What you should do: Without including any pictures, copy each entry below exactly.

Data:
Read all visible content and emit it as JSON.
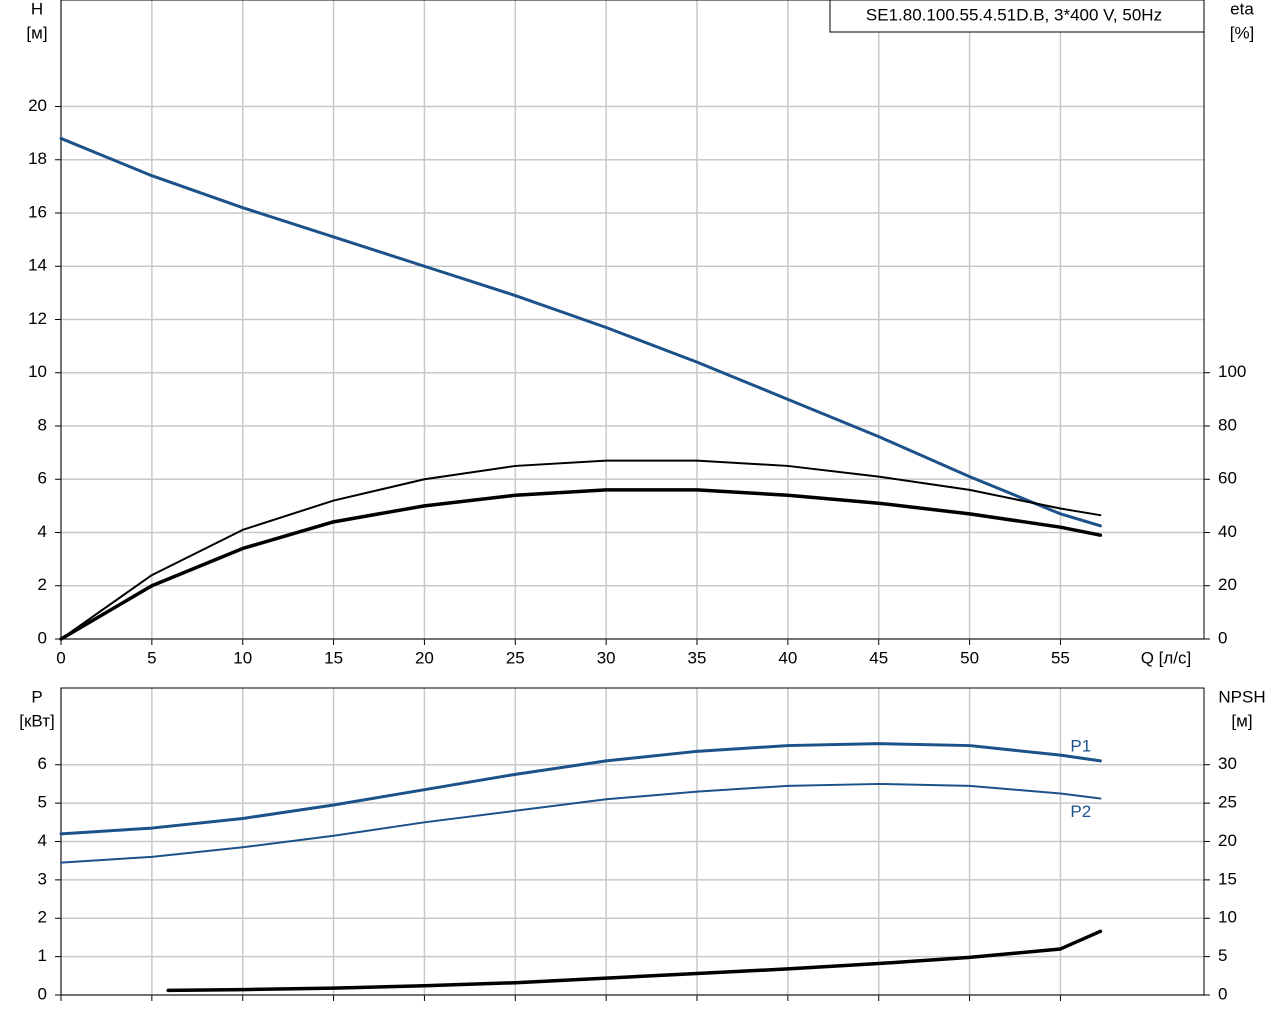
{
  "chart_data": [
    {
      "type": "line",
      "title": "SE1.80.100.55.4.51D.B, 3*400 V, 50Hz",
      "ylabel": "H",
      "yunit": "[м]",
      "y2label": "eta",
      "y2unit": "[%]",
      "xlabel": "Q [л/с]",
      "xlim": [
        0,
        62.9
      ],
      "xticks": [
        0,
        5,
        10,
        15,
        20,
        25,
        30,
        35,
        40,
        45,
        50,
        55
      ],
      "ylim": [
        0,
        24
      ],
      "yticks": [
        0,
        2,
        4,
        6,
        8,
        10,
        12,
        14,
        16,
        18,
        20
      ],
      "y2lim": [
        0,
        240
      ],
      "y2ticks": [
        0,
        20,
        40,
        60,
        80,
        100
      ],
      "grid": true,
      "x": [
        0,
        5,
        10,
        15,
        20,
        25,
        30,
        35,
        40,
        45,
        50,
        55,
        57.2
      ],
      "series": [
        {
          "color": "#1c5289",
          "linewidth": 3,
          "values": [
            18.8,
            17.4,
            16.2,
            15.1,
            14.0,
            12.9,
            11.7,
            10.4,
            9.0,
            7.6,
            6.1,
            4.7,
            4.25
          ]
        },
        {
          "color": "#000000",
          "linewidth": 2,
          "axis": "y2",
          "values": [
            0,
            24,
            41,
            52,
            60,
            65,
            67,
            67,
            65,
            61,
            56,
            49,
            46.5
          ]
        },
        {
          "color": "#000000",
          "linewidth": 3.5,
          "axis": "y2",
          "values": [
            0,
            20,
            34,
            44,
            50,
            54,
            56,
            56,
            54,
            51,
            47,
            42,
            39
          ]
        }
      ]
    },
    {
      "type": "line",
      "ylabel": "P",
      "yunit": "[кВт]",
      "y2label": "NPSH",
      "y2unit": "[м]",
      "xlim": [
        0,
        62.9
      ],
      "ylim": [
        0,
        8
      ],
      "yticks": [
        0,
        1,
        2,
        3,
        4,
        5,
        6
      ],
      "y2lim": [
        0,
        40
      ],
      "y2ticks": [
        0,
        5,
        10,
        15,
        20,
        25,
        30
      ],
      "grid": true,
      "x": [
        0,
        5,
        10,
        15,
        20,
        25,
        30,
        35,
        40,
        45,
        50,
        55,
        57.2
      ],
      "series": [
        {
          "name": "P1",
          "color": "#1c5289",
          "linewidth": 3,
          "values": [
            4.2,
            4.35,
            4.6,
            4.95,
            5.35,
            5.75,
            6.1,
            6.35,
            6.5,
            6.55,
            6.5,
            6.25,
            6.1
          ]
        },
        {
          "name": "P2",
          "color": "#1c5289",
          "linewidth": 2,
          "values": [
            3.45,
            3.6,
            3.85,
            4.15,
            4.5,
            4.8,
            5.1,
            5.3,
            5.45,
            5.5,
            5.45,
            5.25,
            5.12
          ]
        },
        {
          "color": "#000000",
          "linewidth": 3.5,
          "axis": "y2",
          "x": [
            5.9,
            10,
            15,
            20,
            25,
            30,
            35,
            40,
            45,
            50,
            55,
            57.2
          ],
          "values": [
            0.6,
            0.7,
            0.9,
            1.2,
            1.6,
            2.2,
            2.8,
            3.4,
            4.1,
            4.9,
            6.0,
            8.3
          ]
        }
      ]
    }
  ]
}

Answer to this problem:
Read all visible content and emit it as JSON.
{
  "chart_data": [
    {
      "type": "line",
      "title": "SE1.80.100.55.4.51D.B, 3*400 V, 50Hz",
      "ylabel": "H",
      "yunit": "[м]",
      "y2label": "eta",
      "y2unit": "[%]",
      "xlabel": "Q [л/с]",
      "xlim": [
        0,
        62.9
      ],
      "xticks": [
        0,
        5,
        10,
        15,
        20,
        25,
        30,
        35,
        40,
        45,
        50,
        55
      ],
      "ylim": [
        0,
        24
      ],
      "yticks": [
        0,
        2,
        4,
        6,
        8,
        10,
        12,
        14,
        16,
        18,
        20
      ],
      "y2lim": [
        0,
        240
      ],
      "y2ticks": [
        0,
        20,
        40,
        60,
        80,
        100
      ],
      "grid": true,
      "x": [
        0,
        5,
        10,
        15,
        20,
        25,
        30,
        35,
        40,
        45,
        50,
        55,
        57.2
      ],
      "series": [
        {
          "color": "#1c5289",
          "linewidth": 3,
          "values": [
            18.8,
            17.4,
            16.2,
            15.1,
            14.0,
            12.9,
            11.7,
            10.4,
            9.0,
            7.6,
            6.1,
            4.7,
            4.25
          ]
        },
        {
          "color": "#000000",
          "linewidth": 2,
          "axis": "y2",
          "values": [
            0,
            24,
            41,
            52,
            60,
            65,
            67,
            67,
            65,
            61,
            56,
            49,
            46.5
          ]
        },
        {
          "color": "#000000",
          "linewidth": 3.5,
          "axis": "y2",
          "values": [
            0,
            20,
            34,
            44,
            50,
            54,
            56,
            56,
            54,
            51,
            47,
            42,
            39
          ]
        }
      ]
    },
    {
      "type": "line",
      "ylabel": "P",
      "yunit": "[кВт]",
      "y2label": "NPSH",
      "y2unit": "[м]",
      "xlim": [
        0,
        62.9
      ],
      "ylim": [
        0,
        8
      ],
      "yticks": [
        0,
        1,
        2,
        3,
        4,
        5,
        6
      ],
      "y2lim": [
        0,
        40
      ],
      "y2ticks": [
        0,
        5,
        10,
        15,
        20,
        25,
        30
      ],
      "grid": true,
      "x": [
        0,
        5,
        10,
        15,
        20,
        25,
        30,
        35,
        40,
        45,
        50,
        55,
        57.2
      ],
      "series": [
        {
          "name": "P1",
          "color": "#1c5289",
          "linewidth": 3,
          "values": [
            4.2,
            4.35,
            4.6,
            4.95,
            5.35,
            5.75,
            6.1,
            6.35,
            6.5,
            6.55,
            6.5,
            6.25,
            6.1
          ]
        },
        {
          "name": "P2",
          "color": "#1c5289",
          "linewidth": 2,
          "values": [
            3.45,
            3.6,
            3.85,
            4.15,
            4.5,
            4.8,
            5.1,
            5.3,
            5.45,
            5.5,
            5.45,
            5.25,
            5.12
          ]
        },
        {
          "color": "#000000",
          "linewidth": 3.5,
          "axis": "y2",
          "x": [
            5.9,
            10,
            15,
            20,
            25,
            30,
            35,
            40,
            45,
            50,
            55,
            57.2
          ],
          "values": [
            0.6,
            0.7,
            0.9,
            1.2,
            1.6,
            2.2,
            2.8,
            3.4,
            4.1,
            4.9,
            6.0,
            8.3
          ]
        }
      ]
    }
  ]
}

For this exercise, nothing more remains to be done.